* Set problem *
Say how many lines contain "آمار", using only the number.

***** Exercise input

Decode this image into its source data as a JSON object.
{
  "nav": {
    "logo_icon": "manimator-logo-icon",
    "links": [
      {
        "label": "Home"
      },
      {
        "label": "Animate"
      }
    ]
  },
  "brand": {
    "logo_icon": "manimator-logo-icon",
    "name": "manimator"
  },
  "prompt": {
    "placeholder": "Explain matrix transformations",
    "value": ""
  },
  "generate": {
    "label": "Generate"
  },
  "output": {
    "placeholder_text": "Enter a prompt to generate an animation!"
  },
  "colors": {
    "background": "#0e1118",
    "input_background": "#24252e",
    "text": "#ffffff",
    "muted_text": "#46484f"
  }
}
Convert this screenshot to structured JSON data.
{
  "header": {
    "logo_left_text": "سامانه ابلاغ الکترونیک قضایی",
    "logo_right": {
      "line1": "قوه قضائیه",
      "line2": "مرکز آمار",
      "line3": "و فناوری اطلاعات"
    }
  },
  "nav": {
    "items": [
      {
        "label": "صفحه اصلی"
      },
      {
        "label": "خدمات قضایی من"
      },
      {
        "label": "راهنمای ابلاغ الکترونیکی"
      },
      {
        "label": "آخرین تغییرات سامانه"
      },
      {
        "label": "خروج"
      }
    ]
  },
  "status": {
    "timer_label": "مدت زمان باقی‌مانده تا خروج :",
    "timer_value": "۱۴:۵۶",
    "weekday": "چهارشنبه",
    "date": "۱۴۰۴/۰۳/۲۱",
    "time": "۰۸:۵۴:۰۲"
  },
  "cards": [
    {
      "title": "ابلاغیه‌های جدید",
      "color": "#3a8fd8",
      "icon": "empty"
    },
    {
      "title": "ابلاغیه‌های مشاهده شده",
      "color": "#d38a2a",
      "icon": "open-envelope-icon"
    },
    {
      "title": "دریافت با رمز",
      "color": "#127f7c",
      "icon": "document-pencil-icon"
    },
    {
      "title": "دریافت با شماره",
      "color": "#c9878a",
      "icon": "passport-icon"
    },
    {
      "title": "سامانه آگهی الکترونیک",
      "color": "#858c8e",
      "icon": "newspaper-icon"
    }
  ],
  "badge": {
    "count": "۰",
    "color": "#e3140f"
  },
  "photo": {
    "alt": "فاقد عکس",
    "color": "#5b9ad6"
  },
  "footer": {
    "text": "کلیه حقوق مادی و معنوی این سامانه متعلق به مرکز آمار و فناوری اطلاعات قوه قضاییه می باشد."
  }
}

**********

* Solution for this problem *
2